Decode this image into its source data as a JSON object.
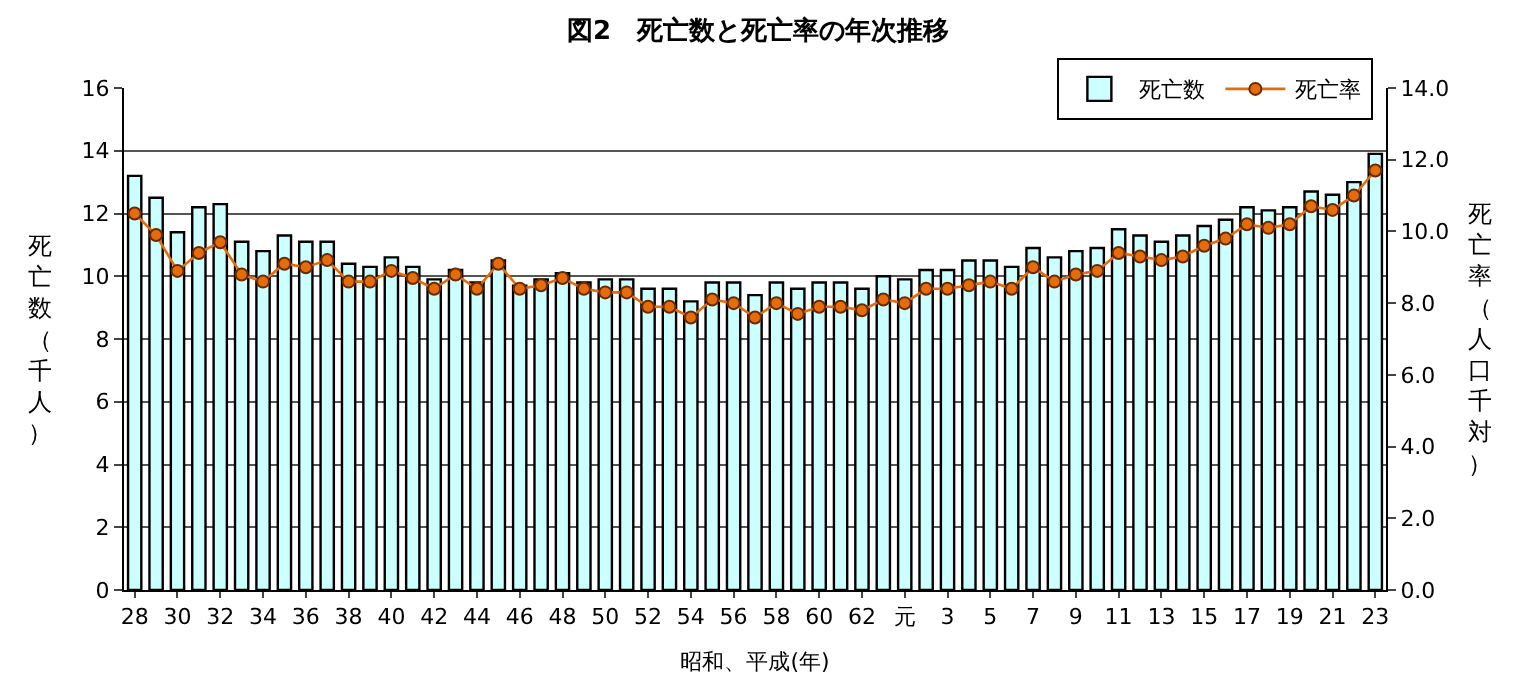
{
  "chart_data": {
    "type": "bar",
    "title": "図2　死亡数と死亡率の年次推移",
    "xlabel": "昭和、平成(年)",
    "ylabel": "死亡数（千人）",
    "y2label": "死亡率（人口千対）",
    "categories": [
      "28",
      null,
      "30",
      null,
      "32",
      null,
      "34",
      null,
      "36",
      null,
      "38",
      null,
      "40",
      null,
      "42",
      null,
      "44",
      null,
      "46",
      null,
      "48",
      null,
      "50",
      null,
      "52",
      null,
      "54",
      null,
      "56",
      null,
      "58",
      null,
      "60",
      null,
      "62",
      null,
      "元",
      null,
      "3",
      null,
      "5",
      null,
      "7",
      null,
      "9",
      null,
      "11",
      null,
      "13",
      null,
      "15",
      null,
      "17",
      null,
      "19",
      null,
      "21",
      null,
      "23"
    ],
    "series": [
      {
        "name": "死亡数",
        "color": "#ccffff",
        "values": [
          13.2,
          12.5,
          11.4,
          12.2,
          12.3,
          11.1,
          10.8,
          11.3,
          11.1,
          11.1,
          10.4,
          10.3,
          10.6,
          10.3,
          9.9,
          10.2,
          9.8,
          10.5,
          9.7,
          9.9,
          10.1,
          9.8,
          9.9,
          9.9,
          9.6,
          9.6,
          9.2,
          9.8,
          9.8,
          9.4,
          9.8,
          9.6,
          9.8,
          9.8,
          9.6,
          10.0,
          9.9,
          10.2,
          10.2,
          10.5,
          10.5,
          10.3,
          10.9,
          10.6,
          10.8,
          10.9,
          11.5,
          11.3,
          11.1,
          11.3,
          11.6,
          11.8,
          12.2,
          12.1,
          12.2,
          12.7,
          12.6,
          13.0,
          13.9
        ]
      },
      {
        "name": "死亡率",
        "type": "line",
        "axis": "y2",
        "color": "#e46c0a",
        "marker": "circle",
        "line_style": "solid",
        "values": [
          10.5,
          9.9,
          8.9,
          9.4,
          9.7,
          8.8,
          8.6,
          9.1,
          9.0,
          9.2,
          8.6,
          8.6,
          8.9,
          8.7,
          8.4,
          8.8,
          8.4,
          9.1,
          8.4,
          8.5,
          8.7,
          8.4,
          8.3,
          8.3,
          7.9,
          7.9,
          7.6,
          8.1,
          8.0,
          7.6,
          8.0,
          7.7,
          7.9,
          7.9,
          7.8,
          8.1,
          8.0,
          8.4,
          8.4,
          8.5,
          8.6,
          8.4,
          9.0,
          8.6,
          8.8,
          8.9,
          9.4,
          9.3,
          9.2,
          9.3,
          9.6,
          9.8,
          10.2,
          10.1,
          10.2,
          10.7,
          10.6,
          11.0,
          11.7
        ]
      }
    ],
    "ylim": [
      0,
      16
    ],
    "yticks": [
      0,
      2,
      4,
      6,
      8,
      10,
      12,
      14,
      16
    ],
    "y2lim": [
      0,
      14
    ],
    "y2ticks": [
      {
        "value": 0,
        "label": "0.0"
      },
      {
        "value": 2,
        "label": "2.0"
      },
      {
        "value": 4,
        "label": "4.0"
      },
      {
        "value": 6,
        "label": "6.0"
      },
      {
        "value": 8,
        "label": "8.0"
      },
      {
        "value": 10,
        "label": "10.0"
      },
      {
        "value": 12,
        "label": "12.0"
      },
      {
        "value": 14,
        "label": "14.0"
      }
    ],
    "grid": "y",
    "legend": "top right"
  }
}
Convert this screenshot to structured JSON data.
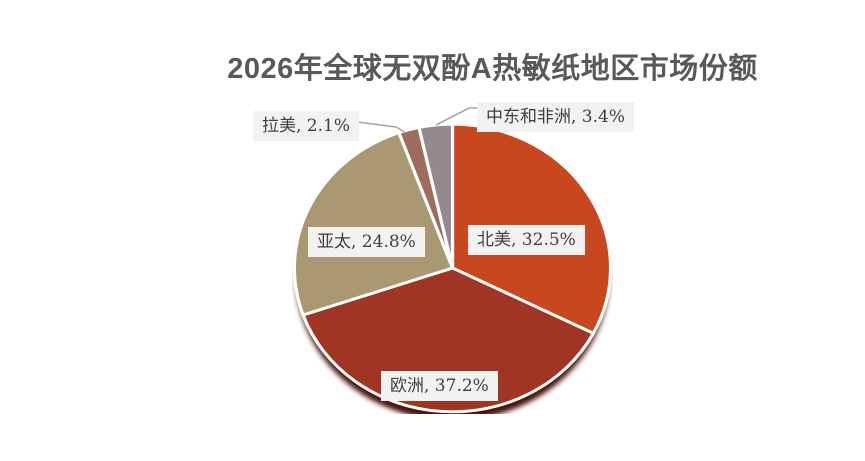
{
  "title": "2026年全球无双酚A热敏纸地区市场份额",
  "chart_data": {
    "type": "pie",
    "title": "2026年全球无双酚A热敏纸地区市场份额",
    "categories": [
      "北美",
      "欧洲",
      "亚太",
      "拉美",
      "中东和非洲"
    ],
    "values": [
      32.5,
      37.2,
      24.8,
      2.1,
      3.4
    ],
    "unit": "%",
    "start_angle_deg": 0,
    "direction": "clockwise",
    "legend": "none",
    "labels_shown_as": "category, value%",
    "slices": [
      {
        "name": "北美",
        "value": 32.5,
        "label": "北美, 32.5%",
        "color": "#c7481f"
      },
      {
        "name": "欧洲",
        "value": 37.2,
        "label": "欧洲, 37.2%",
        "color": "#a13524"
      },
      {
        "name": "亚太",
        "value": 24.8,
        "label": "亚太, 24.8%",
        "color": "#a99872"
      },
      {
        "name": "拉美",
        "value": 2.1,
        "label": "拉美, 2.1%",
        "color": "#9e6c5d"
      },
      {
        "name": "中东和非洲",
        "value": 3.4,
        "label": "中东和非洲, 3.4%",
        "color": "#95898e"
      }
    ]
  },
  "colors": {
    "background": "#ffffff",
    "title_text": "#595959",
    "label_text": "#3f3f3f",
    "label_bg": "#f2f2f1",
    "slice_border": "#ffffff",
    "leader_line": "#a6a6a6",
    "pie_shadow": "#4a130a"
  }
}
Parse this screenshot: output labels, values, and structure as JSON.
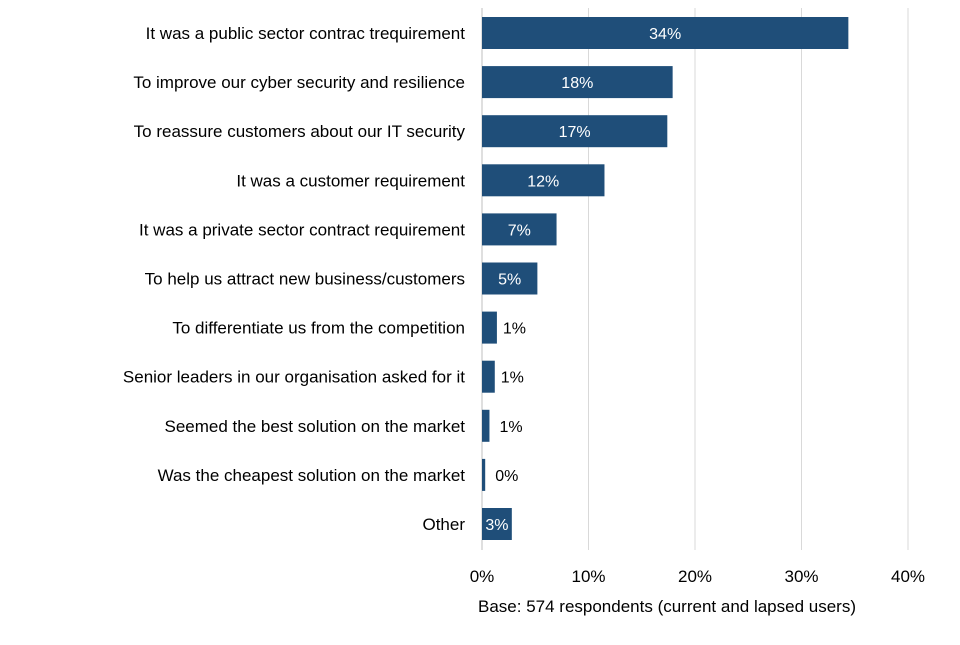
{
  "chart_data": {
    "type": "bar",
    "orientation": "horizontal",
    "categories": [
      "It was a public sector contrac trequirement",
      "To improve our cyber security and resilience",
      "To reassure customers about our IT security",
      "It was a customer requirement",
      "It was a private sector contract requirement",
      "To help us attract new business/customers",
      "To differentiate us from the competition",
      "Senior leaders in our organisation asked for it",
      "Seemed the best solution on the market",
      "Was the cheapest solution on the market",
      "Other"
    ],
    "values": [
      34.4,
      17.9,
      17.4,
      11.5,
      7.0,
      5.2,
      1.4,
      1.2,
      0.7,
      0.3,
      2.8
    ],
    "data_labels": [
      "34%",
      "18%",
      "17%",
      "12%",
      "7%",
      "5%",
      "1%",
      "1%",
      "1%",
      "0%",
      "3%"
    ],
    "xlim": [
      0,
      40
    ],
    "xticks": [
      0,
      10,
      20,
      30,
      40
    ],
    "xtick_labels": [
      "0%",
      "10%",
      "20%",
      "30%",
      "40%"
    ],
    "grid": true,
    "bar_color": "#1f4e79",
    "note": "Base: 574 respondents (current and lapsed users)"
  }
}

*EXERCISE*
Go through the records and pull out each line that includes the word "solution".

*FULL RESPONSE*
      "Seemed the best solution on the market",
      "Was the cheapest solution on the market",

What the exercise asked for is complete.